> _EXERCISE GOAL_:
Gather the lines below that include the string "between", copying each in full.

******************************

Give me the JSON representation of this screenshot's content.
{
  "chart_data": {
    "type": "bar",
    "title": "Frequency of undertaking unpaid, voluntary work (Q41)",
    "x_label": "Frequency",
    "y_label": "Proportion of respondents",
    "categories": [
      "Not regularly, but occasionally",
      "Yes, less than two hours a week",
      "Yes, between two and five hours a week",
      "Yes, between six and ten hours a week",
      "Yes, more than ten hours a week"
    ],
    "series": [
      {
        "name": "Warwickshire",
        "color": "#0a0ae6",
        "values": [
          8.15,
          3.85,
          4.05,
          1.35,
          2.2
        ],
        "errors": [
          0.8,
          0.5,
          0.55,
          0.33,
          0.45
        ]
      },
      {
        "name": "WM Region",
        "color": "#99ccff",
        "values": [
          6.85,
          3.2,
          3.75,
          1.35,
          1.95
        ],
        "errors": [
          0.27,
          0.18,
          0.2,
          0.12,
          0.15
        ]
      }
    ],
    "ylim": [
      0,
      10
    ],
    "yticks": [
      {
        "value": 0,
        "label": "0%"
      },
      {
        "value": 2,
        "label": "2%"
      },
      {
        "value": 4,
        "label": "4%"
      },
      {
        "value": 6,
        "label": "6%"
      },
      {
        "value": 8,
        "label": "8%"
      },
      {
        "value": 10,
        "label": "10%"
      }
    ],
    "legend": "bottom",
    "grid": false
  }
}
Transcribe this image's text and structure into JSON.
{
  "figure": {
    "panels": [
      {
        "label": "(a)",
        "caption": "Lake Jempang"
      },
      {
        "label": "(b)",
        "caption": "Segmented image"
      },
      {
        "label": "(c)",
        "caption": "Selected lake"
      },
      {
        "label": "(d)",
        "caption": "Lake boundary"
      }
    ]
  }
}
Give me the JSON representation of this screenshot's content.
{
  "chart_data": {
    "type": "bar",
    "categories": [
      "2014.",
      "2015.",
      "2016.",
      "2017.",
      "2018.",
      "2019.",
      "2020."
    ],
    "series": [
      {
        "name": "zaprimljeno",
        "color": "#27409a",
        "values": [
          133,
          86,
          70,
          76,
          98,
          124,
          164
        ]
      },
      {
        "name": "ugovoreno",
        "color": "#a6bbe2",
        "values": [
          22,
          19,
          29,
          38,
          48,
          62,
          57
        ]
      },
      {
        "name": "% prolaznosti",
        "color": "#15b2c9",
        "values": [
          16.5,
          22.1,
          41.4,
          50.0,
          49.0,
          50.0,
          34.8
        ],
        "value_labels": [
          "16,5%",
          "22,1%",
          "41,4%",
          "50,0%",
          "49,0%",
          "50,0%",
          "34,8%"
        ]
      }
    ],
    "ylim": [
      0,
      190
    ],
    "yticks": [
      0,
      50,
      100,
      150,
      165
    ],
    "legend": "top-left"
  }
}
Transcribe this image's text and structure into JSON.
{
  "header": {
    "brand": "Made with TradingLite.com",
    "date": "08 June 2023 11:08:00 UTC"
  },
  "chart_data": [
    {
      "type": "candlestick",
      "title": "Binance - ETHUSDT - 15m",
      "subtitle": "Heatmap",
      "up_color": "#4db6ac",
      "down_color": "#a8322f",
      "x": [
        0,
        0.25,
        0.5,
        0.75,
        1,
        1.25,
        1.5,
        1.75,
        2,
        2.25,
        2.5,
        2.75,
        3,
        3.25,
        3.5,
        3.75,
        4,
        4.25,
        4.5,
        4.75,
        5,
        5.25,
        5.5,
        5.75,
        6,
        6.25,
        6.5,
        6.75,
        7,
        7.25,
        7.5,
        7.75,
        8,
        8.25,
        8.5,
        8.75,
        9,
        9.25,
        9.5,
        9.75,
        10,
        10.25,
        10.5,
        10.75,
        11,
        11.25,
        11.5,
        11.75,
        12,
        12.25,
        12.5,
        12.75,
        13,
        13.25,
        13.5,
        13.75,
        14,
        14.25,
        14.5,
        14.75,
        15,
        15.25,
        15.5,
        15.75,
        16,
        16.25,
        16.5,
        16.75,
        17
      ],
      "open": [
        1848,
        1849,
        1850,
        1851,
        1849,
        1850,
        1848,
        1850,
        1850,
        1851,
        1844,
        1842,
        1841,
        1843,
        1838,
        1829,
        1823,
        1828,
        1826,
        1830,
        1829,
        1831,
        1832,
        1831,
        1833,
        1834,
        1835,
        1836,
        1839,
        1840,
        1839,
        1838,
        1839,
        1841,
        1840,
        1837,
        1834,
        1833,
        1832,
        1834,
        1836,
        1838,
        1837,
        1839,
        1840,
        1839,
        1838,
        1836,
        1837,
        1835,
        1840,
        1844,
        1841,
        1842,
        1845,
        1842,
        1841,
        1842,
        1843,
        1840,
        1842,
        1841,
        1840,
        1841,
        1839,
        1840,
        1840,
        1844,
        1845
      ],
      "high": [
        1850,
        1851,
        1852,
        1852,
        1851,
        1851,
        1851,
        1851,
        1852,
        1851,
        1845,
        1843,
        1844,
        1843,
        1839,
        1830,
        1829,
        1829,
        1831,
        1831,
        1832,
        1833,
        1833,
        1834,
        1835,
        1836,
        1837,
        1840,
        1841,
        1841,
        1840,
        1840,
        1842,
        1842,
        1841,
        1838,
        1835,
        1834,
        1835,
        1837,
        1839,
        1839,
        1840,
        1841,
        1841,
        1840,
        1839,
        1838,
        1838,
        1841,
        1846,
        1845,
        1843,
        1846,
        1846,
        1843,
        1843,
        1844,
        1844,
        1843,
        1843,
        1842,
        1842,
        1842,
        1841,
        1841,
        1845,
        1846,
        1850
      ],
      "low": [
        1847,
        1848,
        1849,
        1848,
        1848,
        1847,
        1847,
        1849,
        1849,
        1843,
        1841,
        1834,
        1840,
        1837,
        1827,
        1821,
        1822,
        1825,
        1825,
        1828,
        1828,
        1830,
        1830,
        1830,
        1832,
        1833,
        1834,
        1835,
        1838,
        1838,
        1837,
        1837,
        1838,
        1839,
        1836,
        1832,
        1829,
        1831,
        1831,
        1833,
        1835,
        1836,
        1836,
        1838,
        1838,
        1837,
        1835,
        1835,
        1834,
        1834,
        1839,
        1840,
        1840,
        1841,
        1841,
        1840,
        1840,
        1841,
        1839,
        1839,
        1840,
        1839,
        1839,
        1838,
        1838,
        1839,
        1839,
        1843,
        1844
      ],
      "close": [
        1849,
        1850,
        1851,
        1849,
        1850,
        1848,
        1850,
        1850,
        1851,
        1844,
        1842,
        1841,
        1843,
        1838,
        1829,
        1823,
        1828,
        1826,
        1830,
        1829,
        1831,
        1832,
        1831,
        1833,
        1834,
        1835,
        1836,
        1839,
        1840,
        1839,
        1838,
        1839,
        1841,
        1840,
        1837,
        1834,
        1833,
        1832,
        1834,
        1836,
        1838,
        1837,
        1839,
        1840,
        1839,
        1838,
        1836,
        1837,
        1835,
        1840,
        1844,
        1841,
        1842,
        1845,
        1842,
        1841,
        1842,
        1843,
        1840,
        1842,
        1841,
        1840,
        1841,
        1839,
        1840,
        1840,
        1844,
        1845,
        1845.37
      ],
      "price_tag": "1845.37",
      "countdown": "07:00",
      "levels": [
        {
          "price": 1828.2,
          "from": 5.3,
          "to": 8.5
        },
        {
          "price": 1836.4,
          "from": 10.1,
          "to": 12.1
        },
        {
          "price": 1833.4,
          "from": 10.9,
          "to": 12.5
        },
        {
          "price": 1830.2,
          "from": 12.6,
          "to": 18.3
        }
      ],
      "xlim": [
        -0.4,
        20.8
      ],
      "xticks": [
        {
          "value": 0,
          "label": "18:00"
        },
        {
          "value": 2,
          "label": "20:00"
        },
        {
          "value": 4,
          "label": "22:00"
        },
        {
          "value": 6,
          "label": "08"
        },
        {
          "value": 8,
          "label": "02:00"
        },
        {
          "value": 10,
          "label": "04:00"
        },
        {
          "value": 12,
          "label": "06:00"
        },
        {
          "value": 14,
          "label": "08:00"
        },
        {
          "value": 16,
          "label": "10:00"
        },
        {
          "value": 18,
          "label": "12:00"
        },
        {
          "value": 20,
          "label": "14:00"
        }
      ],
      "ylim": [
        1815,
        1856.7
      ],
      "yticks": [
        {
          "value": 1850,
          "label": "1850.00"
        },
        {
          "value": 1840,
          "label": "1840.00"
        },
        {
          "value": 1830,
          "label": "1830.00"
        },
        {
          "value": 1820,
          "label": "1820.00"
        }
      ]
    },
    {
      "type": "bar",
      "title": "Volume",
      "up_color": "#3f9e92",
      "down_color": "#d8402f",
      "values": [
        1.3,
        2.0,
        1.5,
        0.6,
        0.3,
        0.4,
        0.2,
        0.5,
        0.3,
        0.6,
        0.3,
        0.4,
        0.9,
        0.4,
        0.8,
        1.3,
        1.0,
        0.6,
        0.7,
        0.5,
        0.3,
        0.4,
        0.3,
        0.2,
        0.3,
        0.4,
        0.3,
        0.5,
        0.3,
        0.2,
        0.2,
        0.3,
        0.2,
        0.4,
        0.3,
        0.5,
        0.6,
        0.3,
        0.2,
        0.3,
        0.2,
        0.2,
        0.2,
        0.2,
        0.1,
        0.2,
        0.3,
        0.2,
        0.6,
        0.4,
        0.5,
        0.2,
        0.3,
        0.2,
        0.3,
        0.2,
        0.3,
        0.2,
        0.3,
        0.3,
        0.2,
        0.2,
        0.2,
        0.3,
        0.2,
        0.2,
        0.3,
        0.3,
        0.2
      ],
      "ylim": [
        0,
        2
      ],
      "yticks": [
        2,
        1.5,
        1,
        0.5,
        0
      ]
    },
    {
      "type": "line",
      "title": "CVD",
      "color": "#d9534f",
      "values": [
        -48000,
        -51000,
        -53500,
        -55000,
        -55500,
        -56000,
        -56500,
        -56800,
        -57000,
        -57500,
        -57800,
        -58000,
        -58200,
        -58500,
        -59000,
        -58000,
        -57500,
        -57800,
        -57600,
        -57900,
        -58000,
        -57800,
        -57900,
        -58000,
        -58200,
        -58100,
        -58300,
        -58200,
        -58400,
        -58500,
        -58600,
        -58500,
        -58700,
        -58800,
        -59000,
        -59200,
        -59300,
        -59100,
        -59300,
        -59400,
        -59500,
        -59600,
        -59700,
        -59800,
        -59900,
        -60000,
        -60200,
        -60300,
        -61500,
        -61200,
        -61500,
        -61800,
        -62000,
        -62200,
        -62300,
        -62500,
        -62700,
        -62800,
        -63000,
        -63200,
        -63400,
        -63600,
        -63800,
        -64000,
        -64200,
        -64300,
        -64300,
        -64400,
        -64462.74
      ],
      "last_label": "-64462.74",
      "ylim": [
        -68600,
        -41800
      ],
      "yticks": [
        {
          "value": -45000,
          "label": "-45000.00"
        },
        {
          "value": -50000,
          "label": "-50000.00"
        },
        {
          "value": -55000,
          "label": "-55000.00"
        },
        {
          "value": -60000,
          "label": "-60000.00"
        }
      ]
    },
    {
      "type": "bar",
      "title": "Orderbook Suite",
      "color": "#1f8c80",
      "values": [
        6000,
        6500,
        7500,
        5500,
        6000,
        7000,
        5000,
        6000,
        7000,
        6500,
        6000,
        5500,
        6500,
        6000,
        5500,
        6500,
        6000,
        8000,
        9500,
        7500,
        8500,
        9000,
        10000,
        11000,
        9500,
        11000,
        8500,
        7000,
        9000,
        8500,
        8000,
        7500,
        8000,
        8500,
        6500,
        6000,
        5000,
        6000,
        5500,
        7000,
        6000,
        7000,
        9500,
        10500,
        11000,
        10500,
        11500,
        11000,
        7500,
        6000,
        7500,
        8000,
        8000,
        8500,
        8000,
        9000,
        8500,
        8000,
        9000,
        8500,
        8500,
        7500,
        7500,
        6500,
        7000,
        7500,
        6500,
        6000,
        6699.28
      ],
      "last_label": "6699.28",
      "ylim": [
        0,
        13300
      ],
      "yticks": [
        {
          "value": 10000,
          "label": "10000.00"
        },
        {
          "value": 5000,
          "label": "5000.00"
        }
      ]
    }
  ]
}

******************************

> _ANSWER FOR THIS EXERCISE_:
      "Yes, between two and five hours a week",
      "Yes, between six and ten hours a week",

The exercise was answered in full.